**Challenge**: Give the material once more, word for word, without any images.

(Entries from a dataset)
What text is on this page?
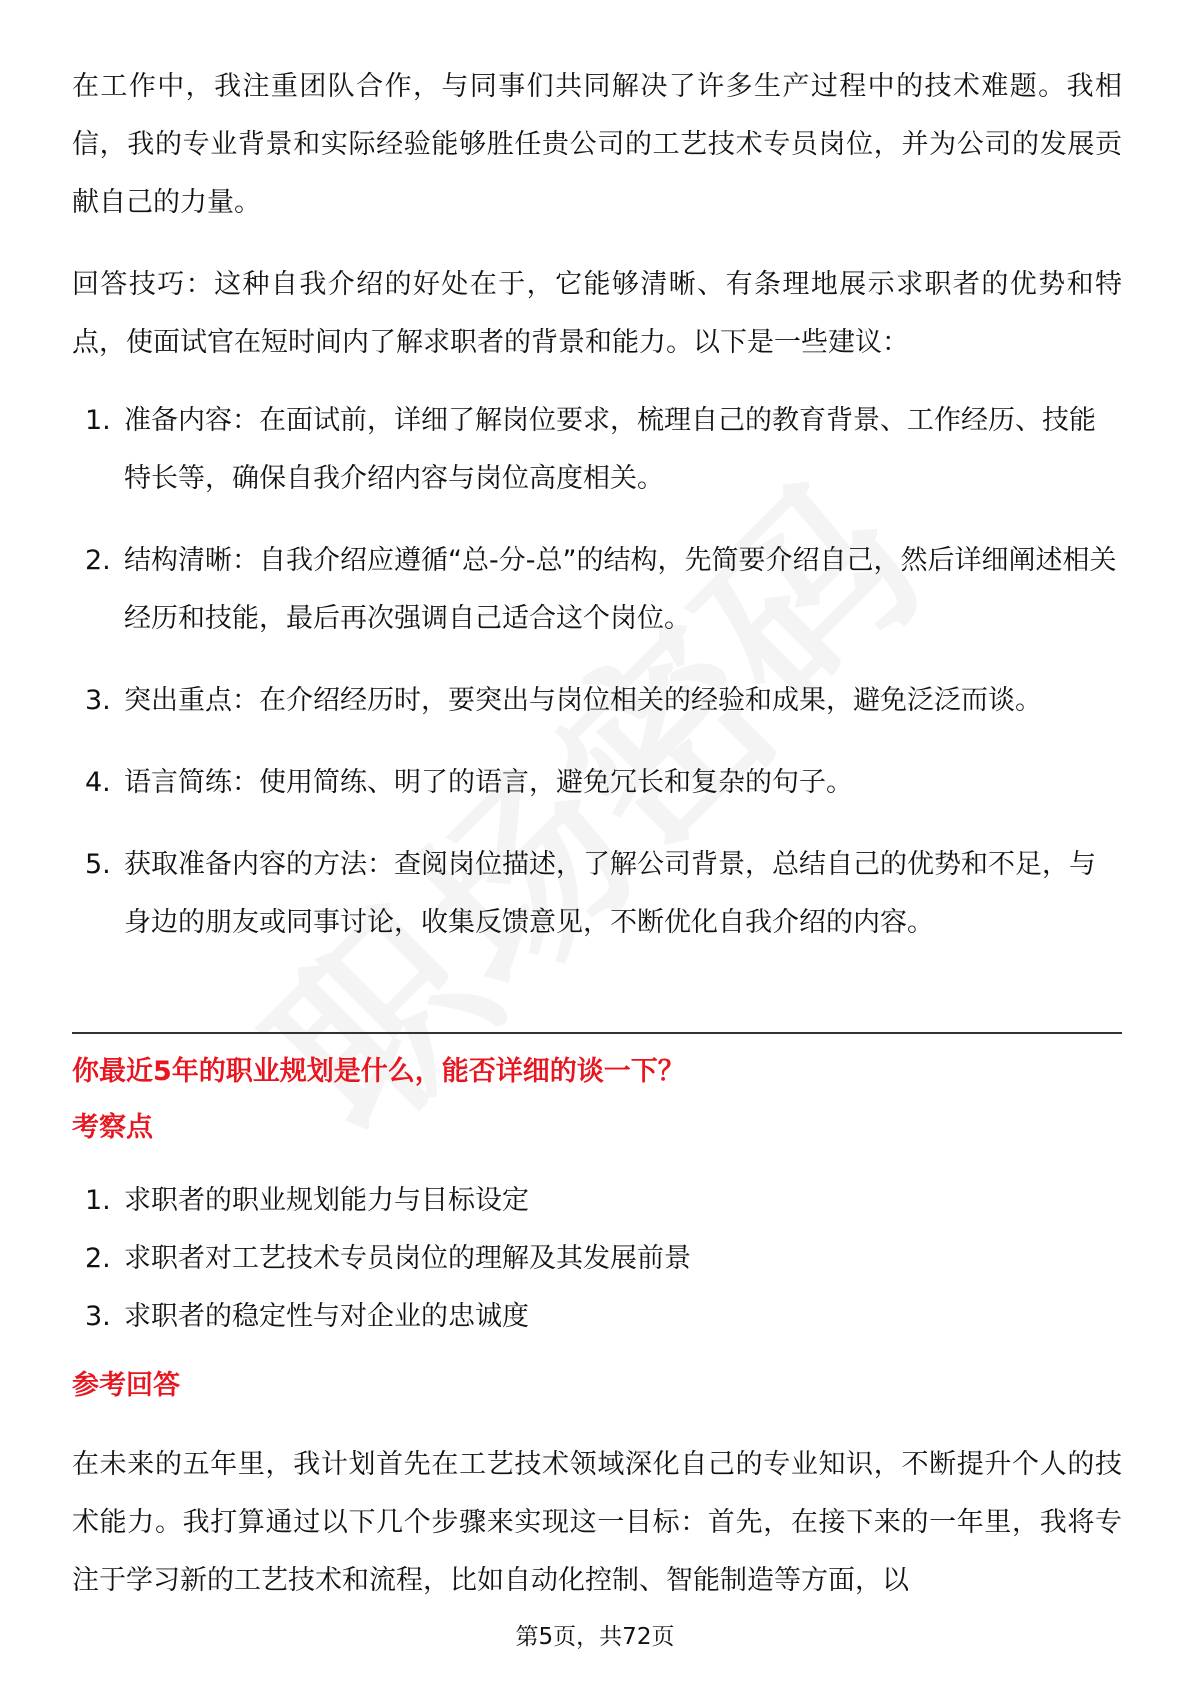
在工作中，我注重团队合作，与同事们共同解决了许多生产过程中的技术难题。我相信，我的专业背景和实际经验能够胜任贵公司的工艺技术专员岗位，并为公司的发展贡献自己的力量。

回答技巧：这种自我介绍的好处在于，它能够清晰、有条理地展示求职者的优势和特点，使面试官在短时间内了解求职者的背景和能力。以下是一些建议：

1. 准备内容：在面试前，详细了解岗位要求，梳理自己的教育背景、工作经历、技能特长等，确保自我介绍内容与岗位高度相关。
2. 结构清晰：自我介绍应遵循“总-分-总”的结构，先简要介绍自己，然后详细阐述相关经历和技能，最后再次强调自己适合这个岗位。
3. 突出重点：在介绍经历时，要突出与岗位相关的经验和成果，避免泛泛而谈。
4. 语言简练：使用简练、明了的语言，避免冗长和复杂的句子。
5. 获取准备内容的方法：查阅岗位描述，了解公司背景，总结自己的优势和不足，与身边的朋友或同事讨论，收集反馈意见，不断优化自我介绍的内容。

你最近5年的职业规划是什么，能否详细的谈一下？

考察点

1. 求职者的职业规划能力与目标设定
2. 求职者对工艺技术专员岗位的理解及其发展前景
3. 求职者的稳定性与对企业的忠诚度

参考回答

在未来的五年里，我计划首先在工艺技术领域深化自己的专业知识，不断提升个人的技术能力。我打算通过以下几个步骤来实现这一目标：首先，在接下来的一年里，我将专注于学习新的工艺技术和流程，比如自动化控制、智能制造等方面，以

第5页，共72页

**Result of the task**:
What text is on this page?
在工作中，我注重团队合作，与同事们共同解决了许多生产过程中的技术难题。我相信，我的专业背景和实际经验能够胜任贵公司的工艺技术专员岗位，并为公司的发展贡献自己的力量。

回答技巧：这种自我介绍的好处在于，它能够清晰、有条理地展示求职者的优势和特点，使面试官在短时间内了解求职者的背景和能力。以下是一些建议：

1. 准备内容：在面试前，详细了解岗位要求，梳理自己的教育背景、工作经历、技能特长等，确保自我介绍内容与岗位高度相关。
2. 结构清晰：自我介绍应遵循“总-分-总”的结构，先简要介绍自己，然后详细阐述相关经历和技能，最后再次强调自己适合这个岗位。
3. 突出重点：在介绍经历时，要突出与岗位相关的经验和成果，避免泛泛而谈。
4. 语言简练：使用简练、明了的语言，避免冗长和复杂的句子。
5. 获取准备内容的方法：查阅岗位描述，了解公司背景，总结自己的优势和不足，与身边的朋友或同事讨论，收集反馈意见，不断优化自我介绍的内容。

你最近5年的职业规划是什么，能否详细的谈一下？

考察点

1. 求职者的职业规划能力与目标设定
2. 求职者对工艺技术专员岗位的理解及其发展前景
3. 求职者的稳定性与对企业的忠诚度

参考回答

在未来的五年里，我计划首先在工艺技术领域深化自己的专业知识，不断提升个人的技术能力。我打算通过以下几个步骤来实现这一目标：首先，在接下来的一年里，我将专注于学习新的工艺技术和流程，比如自动化控制、智能制造等方面，以

第5页，共72页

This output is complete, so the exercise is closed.